Where a line contains the string "Réseau", copy that line.
[start of DATA PROVIDED]
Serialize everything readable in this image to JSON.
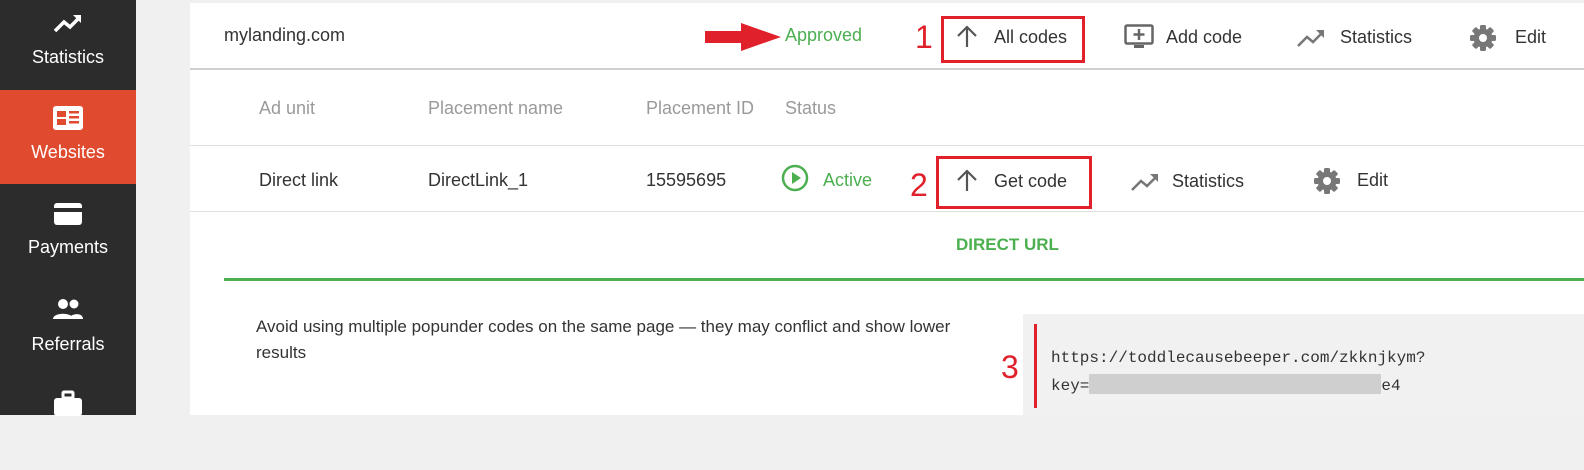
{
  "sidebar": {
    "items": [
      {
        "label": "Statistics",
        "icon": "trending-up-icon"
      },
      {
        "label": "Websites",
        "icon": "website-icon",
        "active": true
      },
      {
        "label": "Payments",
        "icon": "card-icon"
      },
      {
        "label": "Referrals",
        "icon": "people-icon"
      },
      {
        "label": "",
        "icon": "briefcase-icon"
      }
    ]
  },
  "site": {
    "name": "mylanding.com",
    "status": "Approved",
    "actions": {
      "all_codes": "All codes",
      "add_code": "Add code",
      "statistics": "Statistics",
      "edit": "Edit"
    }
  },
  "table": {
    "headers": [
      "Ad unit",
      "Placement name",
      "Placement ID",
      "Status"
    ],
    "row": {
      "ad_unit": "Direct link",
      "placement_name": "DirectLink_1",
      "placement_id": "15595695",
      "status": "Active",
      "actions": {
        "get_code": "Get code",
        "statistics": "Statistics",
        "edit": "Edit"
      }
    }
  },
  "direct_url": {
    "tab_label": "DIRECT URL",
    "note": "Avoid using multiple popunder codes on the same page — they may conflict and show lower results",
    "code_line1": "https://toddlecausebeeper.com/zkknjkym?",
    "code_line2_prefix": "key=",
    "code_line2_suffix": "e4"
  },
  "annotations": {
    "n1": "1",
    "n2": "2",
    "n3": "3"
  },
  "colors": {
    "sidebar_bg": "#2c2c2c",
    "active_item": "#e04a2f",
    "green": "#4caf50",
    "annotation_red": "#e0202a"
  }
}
[end of DATA PROVIDED]
[start of DATA PROVIDED]
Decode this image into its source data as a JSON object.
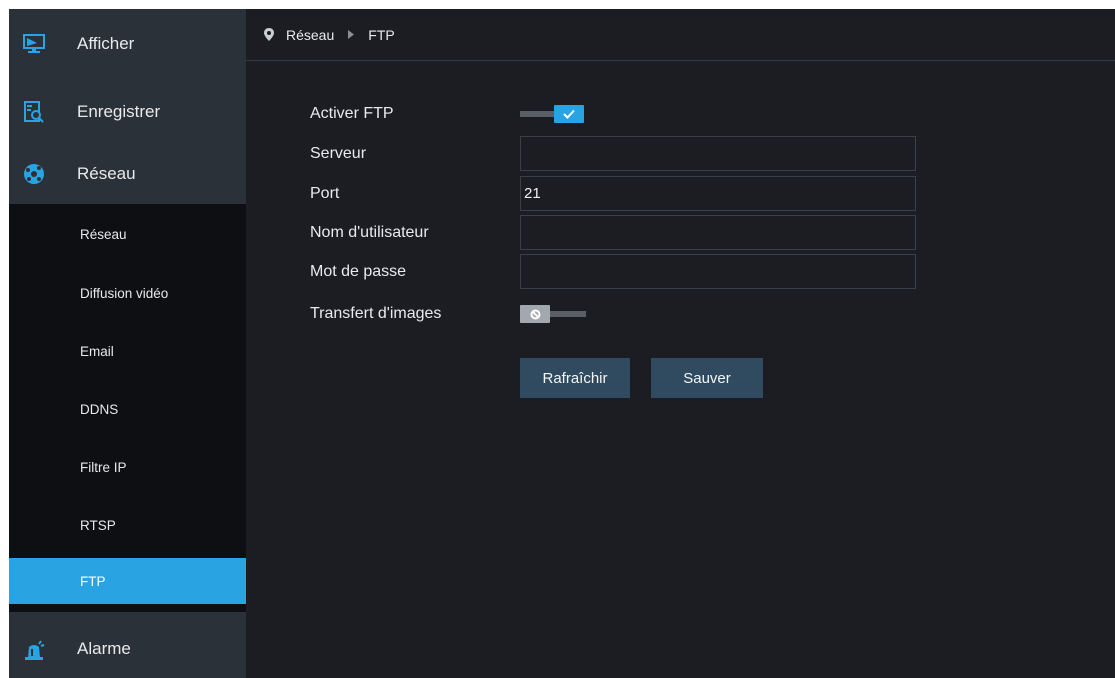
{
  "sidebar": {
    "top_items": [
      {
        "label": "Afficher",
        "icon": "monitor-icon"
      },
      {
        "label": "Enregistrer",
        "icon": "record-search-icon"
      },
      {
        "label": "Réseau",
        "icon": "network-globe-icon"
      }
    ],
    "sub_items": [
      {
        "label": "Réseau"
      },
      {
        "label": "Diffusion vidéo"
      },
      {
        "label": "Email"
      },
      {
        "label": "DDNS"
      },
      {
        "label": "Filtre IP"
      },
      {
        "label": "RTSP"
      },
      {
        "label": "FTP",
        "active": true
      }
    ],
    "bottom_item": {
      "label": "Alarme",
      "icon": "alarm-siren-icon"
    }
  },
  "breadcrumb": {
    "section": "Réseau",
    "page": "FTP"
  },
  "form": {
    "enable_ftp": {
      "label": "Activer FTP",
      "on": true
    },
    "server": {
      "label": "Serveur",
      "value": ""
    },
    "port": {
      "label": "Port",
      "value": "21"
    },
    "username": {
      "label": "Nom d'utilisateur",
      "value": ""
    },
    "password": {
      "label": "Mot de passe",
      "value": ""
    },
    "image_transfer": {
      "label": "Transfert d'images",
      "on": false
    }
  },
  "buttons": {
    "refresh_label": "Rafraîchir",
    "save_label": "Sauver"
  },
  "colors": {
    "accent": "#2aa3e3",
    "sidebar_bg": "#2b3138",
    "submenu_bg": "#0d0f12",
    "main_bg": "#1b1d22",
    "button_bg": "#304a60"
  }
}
[end of DATA PROVIDED]
» SOLUTION FOR THIS TASK
        "label": "Réseau",
        "label": "Réseau"
    "section": "Réseau",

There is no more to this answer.